Write out each line exactly as it stands, please.

-- start of Records supplied --

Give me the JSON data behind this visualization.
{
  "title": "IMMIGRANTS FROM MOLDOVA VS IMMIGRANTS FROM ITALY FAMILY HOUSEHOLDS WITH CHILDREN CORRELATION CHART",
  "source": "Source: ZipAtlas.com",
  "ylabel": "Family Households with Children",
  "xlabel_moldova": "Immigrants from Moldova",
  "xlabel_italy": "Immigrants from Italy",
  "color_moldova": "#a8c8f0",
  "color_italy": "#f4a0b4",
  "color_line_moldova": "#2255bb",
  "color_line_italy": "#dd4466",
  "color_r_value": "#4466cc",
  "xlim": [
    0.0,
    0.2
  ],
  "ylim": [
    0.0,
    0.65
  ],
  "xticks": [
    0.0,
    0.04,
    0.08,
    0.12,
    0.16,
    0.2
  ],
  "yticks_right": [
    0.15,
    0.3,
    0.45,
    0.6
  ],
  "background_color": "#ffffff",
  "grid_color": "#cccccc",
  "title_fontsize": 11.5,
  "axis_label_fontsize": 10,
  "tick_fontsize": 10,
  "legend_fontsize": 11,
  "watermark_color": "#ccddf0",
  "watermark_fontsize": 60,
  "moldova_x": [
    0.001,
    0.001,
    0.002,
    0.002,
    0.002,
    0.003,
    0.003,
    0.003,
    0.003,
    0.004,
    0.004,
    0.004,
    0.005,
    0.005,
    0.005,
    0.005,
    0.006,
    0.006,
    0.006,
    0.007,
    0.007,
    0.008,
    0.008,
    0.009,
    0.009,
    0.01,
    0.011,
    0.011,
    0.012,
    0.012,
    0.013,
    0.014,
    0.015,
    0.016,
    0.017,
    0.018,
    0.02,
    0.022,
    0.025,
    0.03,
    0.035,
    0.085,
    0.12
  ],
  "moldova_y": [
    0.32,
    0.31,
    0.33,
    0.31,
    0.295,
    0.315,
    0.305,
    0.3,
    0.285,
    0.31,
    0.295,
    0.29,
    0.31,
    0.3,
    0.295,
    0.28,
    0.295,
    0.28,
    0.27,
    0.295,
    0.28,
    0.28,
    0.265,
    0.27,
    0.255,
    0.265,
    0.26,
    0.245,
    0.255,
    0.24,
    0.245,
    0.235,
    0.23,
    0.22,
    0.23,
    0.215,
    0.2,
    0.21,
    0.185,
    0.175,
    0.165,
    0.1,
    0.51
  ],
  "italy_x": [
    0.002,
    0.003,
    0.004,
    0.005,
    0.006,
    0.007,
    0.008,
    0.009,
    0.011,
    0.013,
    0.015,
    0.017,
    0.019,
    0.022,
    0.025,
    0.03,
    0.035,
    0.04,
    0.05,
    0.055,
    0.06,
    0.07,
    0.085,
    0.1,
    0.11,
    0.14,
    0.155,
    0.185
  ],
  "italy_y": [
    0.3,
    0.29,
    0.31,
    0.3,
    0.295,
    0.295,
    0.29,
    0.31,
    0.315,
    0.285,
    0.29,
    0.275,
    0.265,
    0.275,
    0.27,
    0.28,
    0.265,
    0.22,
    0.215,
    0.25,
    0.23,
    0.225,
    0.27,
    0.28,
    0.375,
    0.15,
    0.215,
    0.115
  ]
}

-- end of Records supplied --

**Response**
Give me the JSON data behind this visualization.
{
  "title": "IMMIGRANTS FROM MOLDOVA VS IMMIGRANTS FROM ITALY FAMILY HOUSEHOLDS WITH CHILDREN CORRELATION CHART",
  "source": "Source: ZipAtlas.com",
  "ylabel": "Family Households with Children",
  "xlabel_moldova": "Immigrants from Moldova",
  "xlabel_italy": "Immigrants from Italy",
  "color_moldova": "#a8c8f0",
  "color_italy": "#f4a0b4",
  "color_line_moldova": "#2255bb",
  "color_line_italy": "#dd4466",
  "color_r_value": "#4466cc",
  "xlim": [
    0.0,
    0.2
  ],
  "ylim": [
    0.0,
    0.65
  ],
  "xticks": [
    0.0,
    0.04,
    0.08,
    0.12,
    0.16,
    0.2
  ],
  "yticks_right": [
    0.15,
    0.3,
    0.45,
    0.6
  ],
  "background_color": "#ffffff",
  "grid_color": "#cccccc",
  "title_fontsize": 11.5,
  "axis_label_fontsize": 10,
  "tick_fontsize": 10,
  "legend_fontsize": 11,
  "watermark_color": "#ccddf0",
  "watermark_fontsize": 60,
  "moldova_x": [
    0.001,
    0.001,
    0.002,
    0.002,
    0.002,
    0.003,
    0.003,
    0.003,
    0.003,
    0.004,
    0.004,
    0.004,
    0.005,
    0.005,
    0.005,
    0.005,
    0.006,
    0.006,
    0.006,
    0.007,
    0.007,
    0.008,
    0.008,
    0.009,
    0.009,
    0.01,
    0.011,
    0.011,
    0.012,
    0.012,
    0.013,
    0.014,
    0.015,
    0.016,
    0.017,
    0.018,
    0.02,
    0.022,
    0.025,
    0.03,
    0.035,
    0.085,
    0.12
  ],
  "moldova_y": [
    0.32,
    0.31,
    0.33,
    0.31,
    0.295,
    0.315,
    0.305,
    0.3,
    0.285,
    0.31,
    0.295,
    0.29,
    0.31,
    0.3,
    0.295,
    0.28,
    0.295,
    0.28,
    0.27,
    0.295,
    0.28,
    0.28,
    0.265,
    0.27,
    0.255,
    0.265,
    0.26,
    0.245,
    0.255,
    0.24,
    0.245,
    0.235,
    0.23,
    0.22,
    0.23,
    0.215,
    0.2,
    0.21,
    0.185,
    0.175,
    0.165,
    0.1,
    0.51
  ],
  "italy_x": [
    0.002,
    0.003,
    0.004,
    0.005,
    0.006,
    0.007,
    0.008,
    0.009,
    0.011,
    0.013,
    0.015,
    0.017,
    0.019,
    0.022,
    0.025,
    0.03,
    0.035,
    0.04,
    0.05,
    0.055,
    0.06,
    0.07,
    0.085,
    0.1,
    0.11,
    0.14,
    0.155,
    0.185
  ],
  "italy_y": [
    0.3,
    0.29,
    0.31,
    0.3,
    0.295,
    0.295,
    0.29,
    0.31,
    0.315,
    0.285,
    0.29,
    0.275,
    0.265,
    0.275,
    0.27,
    0.28,
    0.265,
    0.22,
    0.215,
    0.25,
    0.23,
    0.225,
    0.27,
    0.28,
    0.375,
    0.15,
    0.215,
    0.115
  ]
}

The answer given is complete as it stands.